THE EXERCISE: Retype all of the data exactly as given.

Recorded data
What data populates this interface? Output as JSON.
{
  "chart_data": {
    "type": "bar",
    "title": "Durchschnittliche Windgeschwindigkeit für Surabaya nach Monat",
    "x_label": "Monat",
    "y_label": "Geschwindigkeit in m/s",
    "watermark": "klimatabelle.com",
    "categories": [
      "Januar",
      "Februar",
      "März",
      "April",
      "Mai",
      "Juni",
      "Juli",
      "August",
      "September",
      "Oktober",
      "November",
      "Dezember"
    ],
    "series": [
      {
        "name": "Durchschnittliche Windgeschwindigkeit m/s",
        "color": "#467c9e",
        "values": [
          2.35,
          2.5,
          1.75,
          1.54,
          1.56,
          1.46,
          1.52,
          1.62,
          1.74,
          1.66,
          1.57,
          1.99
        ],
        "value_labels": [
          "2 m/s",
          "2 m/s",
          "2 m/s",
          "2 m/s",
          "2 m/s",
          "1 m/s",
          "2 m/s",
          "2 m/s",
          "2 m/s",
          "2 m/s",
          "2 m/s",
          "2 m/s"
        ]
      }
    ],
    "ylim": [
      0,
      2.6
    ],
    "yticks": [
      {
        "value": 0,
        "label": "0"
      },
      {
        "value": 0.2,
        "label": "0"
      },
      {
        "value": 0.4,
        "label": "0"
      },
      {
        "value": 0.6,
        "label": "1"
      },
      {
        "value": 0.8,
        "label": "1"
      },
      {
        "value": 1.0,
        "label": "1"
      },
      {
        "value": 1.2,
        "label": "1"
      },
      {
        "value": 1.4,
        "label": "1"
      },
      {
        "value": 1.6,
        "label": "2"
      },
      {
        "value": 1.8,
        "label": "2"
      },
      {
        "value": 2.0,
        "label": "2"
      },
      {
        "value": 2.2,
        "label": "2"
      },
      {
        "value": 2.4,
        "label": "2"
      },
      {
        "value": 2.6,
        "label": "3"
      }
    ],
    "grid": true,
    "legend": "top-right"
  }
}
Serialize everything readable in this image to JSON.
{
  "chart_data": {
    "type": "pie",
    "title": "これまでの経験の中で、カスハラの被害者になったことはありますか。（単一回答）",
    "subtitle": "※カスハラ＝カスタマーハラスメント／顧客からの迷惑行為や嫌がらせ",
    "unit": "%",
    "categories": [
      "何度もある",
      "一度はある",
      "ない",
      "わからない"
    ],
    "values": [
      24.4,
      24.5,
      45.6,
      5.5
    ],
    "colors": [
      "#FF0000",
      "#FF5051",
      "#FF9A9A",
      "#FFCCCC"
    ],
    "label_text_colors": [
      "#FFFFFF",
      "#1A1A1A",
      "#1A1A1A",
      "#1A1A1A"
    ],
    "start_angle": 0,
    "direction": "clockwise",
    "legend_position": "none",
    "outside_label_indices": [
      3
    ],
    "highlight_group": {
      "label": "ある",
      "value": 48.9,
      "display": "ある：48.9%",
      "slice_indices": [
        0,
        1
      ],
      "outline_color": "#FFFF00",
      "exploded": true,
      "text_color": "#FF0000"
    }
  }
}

ANSWER FOR THIS EXERCISE:
What data populates this interface? Output as JSON.
{
  "chart_data": {
    "type": "bar",
    "title": "Durchschnittliche Windgeschwindigkeit für Surabaya nach Monat",
    "x_label": "Monat",
    "y_label": "Geschwindigkeit in m/s",
    "watermark": "klimatabelle.com",
    "categories": [
      "Januar",
      "Februar",
      "März",
      "April",
      "Mai",
      "Juni",
      "Juli",
      "August",
      "September",
      "Oktober",
      "November",
      "Dezember"
    ],
    "series": [
      {
        "name": "Durchschnittliche Windgeschwindigkeit m/s",
        "color": "#467c9e",
        "values": [
          2.35,
          2.5,
          1.75,
          1.54,
          1.56,
          1.46,
          1.52,
          1.62,
          1.74,
          1.66,
          1.57,
          1.99
        ],
        "value_labels": [
          "2 m/s",
          "2 m/s",
          "2 m/s",
          "2 m/s",
          "2 m/s",
          "1 m/s",
          "2 m/s",
          "2 m/s",
          "2 m/s",
          "2 m/s",
          "2 m/s",
          "2 m/s"
        ]
      }
    ],
    "ylim": [
      0,
      2.6
    ],
    "yticks": [
      {
        "value": 0,
        "label": "0"
      },
      {
        "value": 0.2,
        "label": "0"
      },
      {
        "value": 0.4,
        "label": "0"
      },
      {
        "value": 0.6,
        "label": "1"
      },
      {
        "value": 0.8,
        "label": "1"
      },
      {
        "value": 1.0,
        "label": "1"
      },
      {
        "value": 1.2,
        "label": "1"
      },
      {
        "value": 1.4,
        "label": "1"
      },
      {
        "value": 1.6,
        "label": "2"
      },
      {
        "value": 1.8,
        "label": "2"
      },
      {
        "value": 2.0,
        "label": "2"
      },
      {
        "value": 2.2,
        "label": "2"
      },
      {
        "value": 2.4,
        "label": "2"
      },
      {
        "value": 2.6,
        "label": "3"
      }
    ],
    "grid": true,
    "legend": "top-right"
  }
}
Serialize everything readable in this image to JSON.
{
  "chart_data": {
    "type": "pie",
    "title": "これまでの経験の中で、カスハラの被害者になったことはありますか。（単一回答）",
    "subtitle": "※カスハラ＝カスタマーハラスメント／顧客からの迷惑行為や嫌がらせ",
    "unit": "%",
    "categories": [
      "何度もある",
      "一度はある",
      "ない",
      "わからない"
    ],
    "values": [
      24.4,
      24.5,
      45.6,
      5.5
    ],
    "colors": [
      "#FF0000",
      "#FF5051",
      "#FF9A9A",
      "#FFCCCC"
    ],
    "label_text_colors": [
      "#FFFFFF",
      "#1A1A1A",
      "#1A1A1A",
      "#1A1A1A"
    ],
    "start_angle": 0,
    "direction": "clockwise",
    "legend_position": "none",
    "outside_label_indices": [
      3
    ],
    "highlight_group": {
      "label": "ある",
      "value": 48.9,
      "display": "ある：48.9%",
      "slice_indices": [
        0,
        1
      ],
      "outline_color": "#FFFF00",
      "exploded": true,
      "text_color": "#FF0000"
    }
  }
}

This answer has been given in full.